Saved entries
• • •
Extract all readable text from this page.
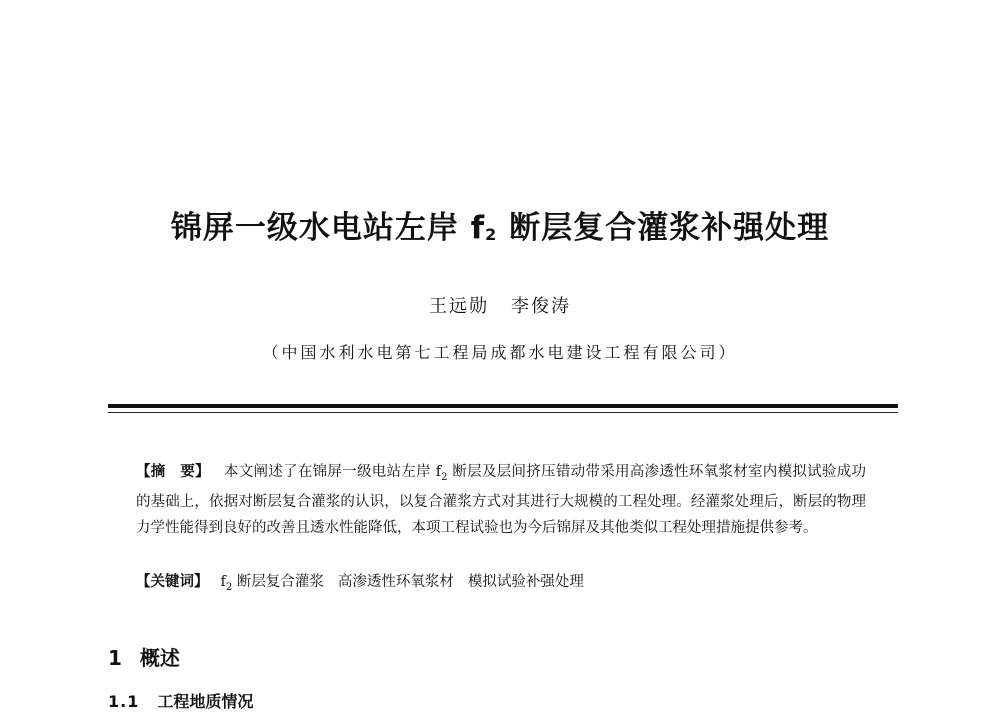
锦屏一级水电站左岸 $f_2$ 断层复合灌浆补强处理
王远勋 李俊涛
（中国水利水电第七工程局成都水电建设工程有限公司）
【摘　要】 本文阐述了在锦屏一级电站左岸 $f_2$ 断层及层间挤压错动带采用高渗透性环氧浆材室内模拟试验成功的基础上，依据对断层复合灌浆的认识，以复合灌浆方式对其进行大规模的工程处理。经灌浆处理后，断层的物理力学性能得到良好的改善且透水性能降低，本项工程试验也为今后锦屏及其他类似工程处理措施提供参考。
【关键词】 $f_2$ 断层复合灌浆 高渗透性环氧浆材 模拟试验补强处理
1 概述
1.1 工程地质情况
• • •
» **THE REQUEST**:
Reproduce the material word for word. Any pictures should be left out of the copy.

» **OUTPUT FOR THIS EXERCISE**:
Extract all readable text from this page.
锦屏一级水电站左岸 $f_2$ 断层复合灌浆补强处理
王远勋 李俊涛
（中国水利水电第七工程局成都水电建设工程有限公司）
【摘　要】 本文阐述了在锦屏一级电站左岸 $f_2$ 断层及层间挤压错动带采用高渗透性环氧浆材室内模拟试验成功的基础上，依据对断层复合灌浆的认识，以复合灌浆方式对其进行大规模的工程处理。经灌浆处理后，断层的物理力学性能得到良好的改善且透水性能降低，本项工程试验也为今后锦屏及其他类似工程处理措施提供参考。
【关键词】 $f_2$ 断层复合灌浆 高渗透性环氧浆材 模拟试验补强处理
1 概述
1.1 工程地质情况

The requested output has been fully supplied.